## Task brief:
Search the listing below for the string "child" and show each line that contains it.

Entries with figure data:
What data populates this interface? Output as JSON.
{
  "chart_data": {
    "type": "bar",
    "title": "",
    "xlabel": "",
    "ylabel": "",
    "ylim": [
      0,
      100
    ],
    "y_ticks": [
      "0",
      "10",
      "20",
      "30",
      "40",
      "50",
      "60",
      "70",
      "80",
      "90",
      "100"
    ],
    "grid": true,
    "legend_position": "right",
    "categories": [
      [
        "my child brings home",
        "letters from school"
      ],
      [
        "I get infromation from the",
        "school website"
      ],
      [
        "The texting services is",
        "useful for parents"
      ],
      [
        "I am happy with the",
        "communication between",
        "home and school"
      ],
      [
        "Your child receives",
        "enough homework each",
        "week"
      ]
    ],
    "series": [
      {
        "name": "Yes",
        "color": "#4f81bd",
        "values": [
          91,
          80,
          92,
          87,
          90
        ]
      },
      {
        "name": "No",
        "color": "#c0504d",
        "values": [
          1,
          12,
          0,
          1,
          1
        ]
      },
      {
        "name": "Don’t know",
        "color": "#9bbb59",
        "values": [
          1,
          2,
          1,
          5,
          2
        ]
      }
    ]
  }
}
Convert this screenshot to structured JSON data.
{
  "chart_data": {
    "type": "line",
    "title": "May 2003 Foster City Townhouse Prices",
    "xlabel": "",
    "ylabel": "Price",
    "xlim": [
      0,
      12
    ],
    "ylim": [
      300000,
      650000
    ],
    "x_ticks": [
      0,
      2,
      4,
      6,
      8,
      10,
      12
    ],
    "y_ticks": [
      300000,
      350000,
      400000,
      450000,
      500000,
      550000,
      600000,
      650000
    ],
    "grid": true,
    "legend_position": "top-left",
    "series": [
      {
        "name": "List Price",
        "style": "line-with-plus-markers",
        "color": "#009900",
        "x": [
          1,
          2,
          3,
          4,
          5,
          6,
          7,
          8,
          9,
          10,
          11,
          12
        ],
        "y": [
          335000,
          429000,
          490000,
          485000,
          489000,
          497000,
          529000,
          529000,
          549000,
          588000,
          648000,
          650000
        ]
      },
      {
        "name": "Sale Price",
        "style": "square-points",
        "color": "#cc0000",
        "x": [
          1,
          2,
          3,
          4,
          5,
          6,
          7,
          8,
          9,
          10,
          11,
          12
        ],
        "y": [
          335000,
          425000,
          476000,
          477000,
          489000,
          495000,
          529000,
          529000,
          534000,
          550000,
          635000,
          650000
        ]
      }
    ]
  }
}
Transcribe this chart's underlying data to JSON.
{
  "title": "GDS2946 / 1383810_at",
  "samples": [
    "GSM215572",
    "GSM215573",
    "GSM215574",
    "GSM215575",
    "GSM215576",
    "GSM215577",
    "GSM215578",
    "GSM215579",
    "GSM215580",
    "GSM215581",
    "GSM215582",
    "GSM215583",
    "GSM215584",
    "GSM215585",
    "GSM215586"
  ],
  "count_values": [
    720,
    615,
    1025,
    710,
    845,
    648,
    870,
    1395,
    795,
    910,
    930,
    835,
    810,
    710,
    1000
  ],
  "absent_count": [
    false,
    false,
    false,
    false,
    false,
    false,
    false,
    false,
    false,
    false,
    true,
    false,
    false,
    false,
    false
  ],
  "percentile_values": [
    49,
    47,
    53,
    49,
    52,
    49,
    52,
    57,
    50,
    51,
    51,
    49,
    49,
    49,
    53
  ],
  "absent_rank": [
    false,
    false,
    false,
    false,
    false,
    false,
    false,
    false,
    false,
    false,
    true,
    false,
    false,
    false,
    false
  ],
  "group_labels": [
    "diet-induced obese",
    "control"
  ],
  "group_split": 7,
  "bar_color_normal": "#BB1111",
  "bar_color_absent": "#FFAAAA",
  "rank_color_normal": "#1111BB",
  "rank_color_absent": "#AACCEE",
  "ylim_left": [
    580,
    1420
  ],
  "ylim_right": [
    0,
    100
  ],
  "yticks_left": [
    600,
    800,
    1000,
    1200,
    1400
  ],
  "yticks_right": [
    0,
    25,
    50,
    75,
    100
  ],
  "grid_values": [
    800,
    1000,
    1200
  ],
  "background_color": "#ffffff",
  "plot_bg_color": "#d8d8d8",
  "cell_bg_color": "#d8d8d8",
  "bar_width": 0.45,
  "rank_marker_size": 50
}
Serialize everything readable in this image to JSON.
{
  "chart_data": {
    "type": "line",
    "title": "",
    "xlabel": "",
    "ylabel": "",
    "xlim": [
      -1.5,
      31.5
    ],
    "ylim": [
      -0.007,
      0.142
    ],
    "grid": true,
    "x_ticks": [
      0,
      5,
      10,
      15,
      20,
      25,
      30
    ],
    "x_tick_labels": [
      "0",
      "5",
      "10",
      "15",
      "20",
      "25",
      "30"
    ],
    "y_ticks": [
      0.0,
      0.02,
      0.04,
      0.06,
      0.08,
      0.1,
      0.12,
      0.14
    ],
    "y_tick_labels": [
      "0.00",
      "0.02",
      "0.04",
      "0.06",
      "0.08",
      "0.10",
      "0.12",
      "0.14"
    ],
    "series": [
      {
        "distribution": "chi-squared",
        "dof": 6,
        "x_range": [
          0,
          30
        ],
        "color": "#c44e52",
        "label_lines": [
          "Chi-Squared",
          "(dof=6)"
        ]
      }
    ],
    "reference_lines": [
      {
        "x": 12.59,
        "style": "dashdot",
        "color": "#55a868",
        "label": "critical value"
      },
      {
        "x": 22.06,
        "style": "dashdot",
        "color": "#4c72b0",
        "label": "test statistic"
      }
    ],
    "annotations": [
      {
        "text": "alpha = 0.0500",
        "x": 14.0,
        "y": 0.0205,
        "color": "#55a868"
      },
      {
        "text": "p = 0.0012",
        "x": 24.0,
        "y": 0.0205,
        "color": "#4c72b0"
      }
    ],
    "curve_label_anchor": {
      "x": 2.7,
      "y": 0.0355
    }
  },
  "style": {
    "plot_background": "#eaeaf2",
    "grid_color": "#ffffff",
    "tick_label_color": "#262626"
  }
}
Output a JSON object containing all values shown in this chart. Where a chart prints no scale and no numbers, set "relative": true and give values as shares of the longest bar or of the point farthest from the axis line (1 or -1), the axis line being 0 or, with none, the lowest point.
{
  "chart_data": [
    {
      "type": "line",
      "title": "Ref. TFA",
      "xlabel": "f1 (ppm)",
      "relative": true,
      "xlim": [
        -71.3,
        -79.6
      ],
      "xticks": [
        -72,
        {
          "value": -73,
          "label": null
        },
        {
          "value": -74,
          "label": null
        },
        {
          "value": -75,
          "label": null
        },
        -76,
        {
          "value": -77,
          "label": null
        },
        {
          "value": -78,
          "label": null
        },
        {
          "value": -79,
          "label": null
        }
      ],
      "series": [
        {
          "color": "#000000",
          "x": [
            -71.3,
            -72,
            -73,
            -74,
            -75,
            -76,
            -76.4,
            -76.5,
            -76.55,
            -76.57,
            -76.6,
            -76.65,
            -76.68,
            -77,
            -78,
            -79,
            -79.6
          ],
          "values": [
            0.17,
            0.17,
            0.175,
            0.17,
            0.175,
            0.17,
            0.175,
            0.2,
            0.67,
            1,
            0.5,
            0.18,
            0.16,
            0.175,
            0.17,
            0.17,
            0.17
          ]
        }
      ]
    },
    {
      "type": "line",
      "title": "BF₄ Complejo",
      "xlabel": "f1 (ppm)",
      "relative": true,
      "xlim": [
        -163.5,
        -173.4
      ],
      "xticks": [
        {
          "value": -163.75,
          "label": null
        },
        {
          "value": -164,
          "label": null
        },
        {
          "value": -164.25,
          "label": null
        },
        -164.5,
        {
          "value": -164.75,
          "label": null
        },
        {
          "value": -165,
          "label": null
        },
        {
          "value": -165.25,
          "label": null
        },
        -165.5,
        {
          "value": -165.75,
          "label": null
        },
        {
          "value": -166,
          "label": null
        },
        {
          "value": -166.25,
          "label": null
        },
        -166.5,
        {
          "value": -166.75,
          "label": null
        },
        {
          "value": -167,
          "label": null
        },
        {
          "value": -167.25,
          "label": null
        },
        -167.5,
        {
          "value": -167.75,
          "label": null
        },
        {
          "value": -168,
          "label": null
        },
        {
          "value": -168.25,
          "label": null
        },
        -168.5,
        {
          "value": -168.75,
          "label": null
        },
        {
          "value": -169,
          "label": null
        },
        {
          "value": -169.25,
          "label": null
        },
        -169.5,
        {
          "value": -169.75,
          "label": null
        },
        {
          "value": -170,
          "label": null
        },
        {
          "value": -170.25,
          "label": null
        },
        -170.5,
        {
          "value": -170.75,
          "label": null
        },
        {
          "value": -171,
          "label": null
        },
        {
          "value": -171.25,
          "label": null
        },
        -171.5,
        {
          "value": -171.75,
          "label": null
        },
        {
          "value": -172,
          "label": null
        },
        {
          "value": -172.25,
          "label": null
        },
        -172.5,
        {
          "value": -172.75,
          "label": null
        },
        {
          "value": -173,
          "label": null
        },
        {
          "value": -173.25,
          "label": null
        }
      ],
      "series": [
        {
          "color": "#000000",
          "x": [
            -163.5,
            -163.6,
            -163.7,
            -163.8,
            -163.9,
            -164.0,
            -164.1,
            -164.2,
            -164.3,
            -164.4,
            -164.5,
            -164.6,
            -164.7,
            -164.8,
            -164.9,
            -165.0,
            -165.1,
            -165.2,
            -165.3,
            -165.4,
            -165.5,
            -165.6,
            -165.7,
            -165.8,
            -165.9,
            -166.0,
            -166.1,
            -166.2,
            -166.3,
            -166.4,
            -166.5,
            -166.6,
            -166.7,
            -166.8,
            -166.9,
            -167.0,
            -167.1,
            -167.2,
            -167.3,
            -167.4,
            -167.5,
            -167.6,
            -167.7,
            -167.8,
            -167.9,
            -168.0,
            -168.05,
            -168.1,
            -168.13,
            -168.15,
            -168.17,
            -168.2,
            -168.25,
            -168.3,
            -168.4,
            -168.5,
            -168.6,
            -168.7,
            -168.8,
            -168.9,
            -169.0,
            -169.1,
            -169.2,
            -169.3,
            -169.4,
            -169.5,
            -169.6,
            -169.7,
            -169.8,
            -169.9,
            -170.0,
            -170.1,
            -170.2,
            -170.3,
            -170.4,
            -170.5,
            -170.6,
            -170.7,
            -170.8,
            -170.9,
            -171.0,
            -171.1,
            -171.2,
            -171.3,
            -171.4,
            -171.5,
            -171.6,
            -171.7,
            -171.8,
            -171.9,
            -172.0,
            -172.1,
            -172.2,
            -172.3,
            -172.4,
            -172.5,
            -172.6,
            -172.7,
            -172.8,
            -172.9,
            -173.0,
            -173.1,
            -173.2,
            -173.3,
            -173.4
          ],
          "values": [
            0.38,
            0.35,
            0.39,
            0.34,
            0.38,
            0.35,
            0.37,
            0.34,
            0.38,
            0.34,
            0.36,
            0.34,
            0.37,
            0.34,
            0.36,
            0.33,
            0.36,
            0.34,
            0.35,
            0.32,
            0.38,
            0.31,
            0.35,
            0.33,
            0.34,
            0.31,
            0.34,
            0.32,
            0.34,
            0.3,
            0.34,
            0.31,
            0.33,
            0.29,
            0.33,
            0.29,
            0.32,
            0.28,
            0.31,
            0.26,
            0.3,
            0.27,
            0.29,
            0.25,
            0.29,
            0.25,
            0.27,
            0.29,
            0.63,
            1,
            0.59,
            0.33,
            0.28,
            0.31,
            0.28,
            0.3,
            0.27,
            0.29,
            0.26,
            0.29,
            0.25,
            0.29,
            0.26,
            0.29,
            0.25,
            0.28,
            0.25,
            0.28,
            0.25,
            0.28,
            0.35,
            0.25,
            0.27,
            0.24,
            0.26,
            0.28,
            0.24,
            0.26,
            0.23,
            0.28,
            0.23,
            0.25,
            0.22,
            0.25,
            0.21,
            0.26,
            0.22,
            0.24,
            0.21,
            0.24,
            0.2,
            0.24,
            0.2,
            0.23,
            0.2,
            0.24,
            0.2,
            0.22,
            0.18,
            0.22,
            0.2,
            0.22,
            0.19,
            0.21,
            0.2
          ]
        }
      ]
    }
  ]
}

## Output for this task:
        "my child brings home",
        "Your child receives",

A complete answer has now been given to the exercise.